SHORT PROBLEM: Look over the lines below. Report each one that includes the string "name".

DATA TO USE:
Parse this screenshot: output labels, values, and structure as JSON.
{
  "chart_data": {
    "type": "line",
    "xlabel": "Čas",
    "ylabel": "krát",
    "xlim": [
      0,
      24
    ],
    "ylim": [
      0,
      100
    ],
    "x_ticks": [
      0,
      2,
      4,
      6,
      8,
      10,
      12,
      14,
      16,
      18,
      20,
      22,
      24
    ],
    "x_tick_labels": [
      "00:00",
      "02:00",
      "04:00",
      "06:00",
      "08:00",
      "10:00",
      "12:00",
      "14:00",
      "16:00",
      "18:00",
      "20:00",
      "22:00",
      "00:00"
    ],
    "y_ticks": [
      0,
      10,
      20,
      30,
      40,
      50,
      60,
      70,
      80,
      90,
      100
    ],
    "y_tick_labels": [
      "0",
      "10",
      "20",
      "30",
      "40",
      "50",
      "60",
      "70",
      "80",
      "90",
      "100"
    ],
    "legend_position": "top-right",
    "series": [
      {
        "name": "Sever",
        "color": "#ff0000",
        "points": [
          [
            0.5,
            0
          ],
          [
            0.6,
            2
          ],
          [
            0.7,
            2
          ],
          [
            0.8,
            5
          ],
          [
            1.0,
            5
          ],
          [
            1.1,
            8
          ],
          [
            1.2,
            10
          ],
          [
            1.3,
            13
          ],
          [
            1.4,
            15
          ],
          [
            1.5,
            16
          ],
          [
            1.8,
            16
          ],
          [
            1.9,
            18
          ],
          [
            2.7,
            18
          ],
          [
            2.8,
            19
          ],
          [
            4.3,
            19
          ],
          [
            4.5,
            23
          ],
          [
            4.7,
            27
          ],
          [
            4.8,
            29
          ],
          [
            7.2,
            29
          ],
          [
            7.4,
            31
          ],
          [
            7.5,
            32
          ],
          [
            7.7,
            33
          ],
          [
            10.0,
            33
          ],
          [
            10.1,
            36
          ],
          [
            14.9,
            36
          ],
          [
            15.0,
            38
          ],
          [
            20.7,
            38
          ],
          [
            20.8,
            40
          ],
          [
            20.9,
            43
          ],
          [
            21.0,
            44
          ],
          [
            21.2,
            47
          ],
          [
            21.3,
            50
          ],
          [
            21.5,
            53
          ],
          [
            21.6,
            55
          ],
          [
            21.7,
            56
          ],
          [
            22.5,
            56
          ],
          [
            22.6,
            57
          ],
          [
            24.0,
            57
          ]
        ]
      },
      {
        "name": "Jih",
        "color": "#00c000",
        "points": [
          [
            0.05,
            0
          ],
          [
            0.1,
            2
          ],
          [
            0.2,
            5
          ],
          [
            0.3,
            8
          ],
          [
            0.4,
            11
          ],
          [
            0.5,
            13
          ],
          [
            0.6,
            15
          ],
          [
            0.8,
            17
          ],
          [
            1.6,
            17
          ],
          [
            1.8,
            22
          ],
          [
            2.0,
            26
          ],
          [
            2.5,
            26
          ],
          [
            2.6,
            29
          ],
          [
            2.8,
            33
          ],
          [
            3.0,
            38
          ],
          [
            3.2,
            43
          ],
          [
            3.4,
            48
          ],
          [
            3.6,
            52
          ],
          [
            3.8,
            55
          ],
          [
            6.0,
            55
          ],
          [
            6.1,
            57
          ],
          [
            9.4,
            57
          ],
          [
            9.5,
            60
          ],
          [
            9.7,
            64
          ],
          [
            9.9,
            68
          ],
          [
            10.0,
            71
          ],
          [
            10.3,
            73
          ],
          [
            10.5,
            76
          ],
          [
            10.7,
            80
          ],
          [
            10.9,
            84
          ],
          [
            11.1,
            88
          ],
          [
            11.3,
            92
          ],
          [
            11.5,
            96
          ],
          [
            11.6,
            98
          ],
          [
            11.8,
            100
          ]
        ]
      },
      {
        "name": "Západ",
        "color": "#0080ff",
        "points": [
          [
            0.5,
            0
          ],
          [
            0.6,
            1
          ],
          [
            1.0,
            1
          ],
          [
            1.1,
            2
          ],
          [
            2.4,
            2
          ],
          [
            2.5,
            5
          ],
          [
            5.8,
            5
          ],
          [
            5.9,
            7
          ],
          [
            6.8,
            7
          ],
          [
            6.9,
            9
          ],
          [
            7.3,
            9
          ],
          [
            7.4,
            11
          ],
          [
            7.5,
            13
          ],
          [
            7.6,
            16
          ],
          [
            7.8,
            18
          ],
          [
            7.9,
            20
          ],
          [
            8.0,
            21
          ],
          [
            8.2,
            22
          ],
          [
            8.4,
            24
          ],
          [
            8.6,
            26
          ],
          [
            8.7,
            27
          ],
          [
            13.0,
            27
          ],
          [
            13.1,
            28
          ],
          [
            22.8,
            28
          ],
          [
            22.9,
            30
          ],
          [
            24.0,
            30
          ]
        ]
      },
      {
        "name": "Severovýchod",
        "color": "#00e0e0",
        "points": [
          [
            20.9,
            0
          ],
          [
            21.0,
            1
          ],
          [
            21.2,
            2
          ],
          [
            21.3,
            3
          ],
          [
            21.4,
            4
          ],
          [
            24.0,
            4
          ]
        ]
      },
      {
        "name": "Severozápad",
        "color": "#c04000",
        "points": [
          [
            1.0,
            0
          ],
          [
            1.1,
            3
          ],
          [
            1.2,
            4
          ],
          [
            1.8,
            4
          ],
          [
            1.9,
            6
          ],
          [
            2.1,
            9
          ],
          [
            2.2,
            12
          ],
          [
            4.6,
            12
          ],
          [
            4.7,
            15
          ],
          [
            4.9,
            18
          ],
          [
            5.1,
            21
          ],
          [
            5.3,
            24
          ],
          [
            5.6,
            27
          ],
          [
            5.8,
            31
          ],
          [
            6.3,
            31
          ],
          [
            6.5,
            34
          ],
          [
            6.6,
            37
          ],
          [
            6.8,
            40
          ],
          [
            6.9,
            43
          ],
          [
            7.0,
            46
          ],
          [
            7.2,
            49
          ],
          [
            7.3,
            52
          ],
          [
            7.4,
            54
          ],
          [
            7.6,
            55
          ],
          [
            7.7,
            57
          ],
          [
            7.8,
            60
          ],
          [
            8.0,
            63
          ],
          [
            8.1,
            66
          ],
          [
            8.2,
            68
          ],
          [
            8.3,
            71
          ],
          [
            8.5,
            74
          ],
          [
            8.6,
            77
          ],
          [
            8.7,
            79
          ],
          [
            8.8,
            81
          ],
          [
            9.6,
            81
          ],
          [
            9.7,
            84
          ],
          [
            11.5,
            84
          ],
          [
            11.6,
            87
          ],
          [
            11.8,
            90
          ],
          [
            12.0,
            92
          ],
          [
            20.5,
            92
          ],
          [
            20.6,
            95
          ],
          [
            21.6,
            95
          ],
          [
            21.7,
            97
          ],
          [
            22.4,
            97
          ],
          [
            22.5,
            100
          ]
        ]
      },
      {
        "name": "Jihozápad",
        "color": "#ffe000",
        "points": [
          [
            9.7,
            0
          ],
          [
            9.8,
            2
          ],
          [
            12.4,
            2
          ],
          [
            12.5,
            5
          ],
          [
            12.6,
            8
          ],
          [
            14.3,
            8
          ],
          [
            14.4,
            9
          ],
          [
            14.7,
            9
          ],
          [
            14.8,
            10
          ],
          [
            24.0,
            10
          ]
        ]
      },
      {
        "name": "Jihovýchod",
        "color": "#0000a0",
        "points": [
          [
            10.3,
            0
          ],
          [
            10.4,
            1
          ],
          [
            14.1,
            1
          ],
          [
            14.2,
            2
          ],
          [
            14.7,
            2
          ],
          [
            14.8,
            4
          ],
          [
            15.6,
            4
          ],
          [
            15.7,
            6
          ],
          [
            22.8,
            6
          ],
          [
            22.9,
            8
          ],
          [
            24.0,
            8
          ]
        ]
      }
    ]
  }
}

EXPECTED ANSWER:
        "name": "Sever",
        "name": "Jih",
        "name": "Západ",
        "name": "Severovýchod",
        "name": "Severozápad",
        "name": "Jihozápad",
        "name": "Jihovýchod",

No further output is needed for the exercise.